>>>

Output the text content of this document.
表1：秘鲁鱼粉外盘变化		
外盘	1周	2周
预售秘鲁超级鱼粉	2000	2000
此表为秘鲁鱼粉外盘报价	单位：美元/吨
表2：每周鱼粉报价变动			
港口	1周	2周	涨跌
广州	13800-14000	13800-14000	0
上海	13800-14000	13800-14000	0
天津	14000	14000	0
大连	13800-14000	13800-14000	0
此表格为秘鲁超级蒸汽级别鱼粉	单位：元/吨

<<<

__TO BE DONE__. Write out the entire listing exactly.

__FINAL RESULT__.
Output the text content of this document.
表1：秘鲁鱼粉外盘变化		
外盘	1周	2周
预售秘鲁超级鱼粉	2000	2000
此表为秘鲁鱼粉外盘报价	单位：美元/吨
表2：每周鱼粉报价变动			
港口	1周	2周	涨跌
广州	13800-14000	13800-14000	0
上海	13800-14000	13800-14000	0
天津	14000	14000	0
大连	13800-14000	13800-14000	0
此表格为秘鲁超级蒸汽级别鱼粉	单位：元/吨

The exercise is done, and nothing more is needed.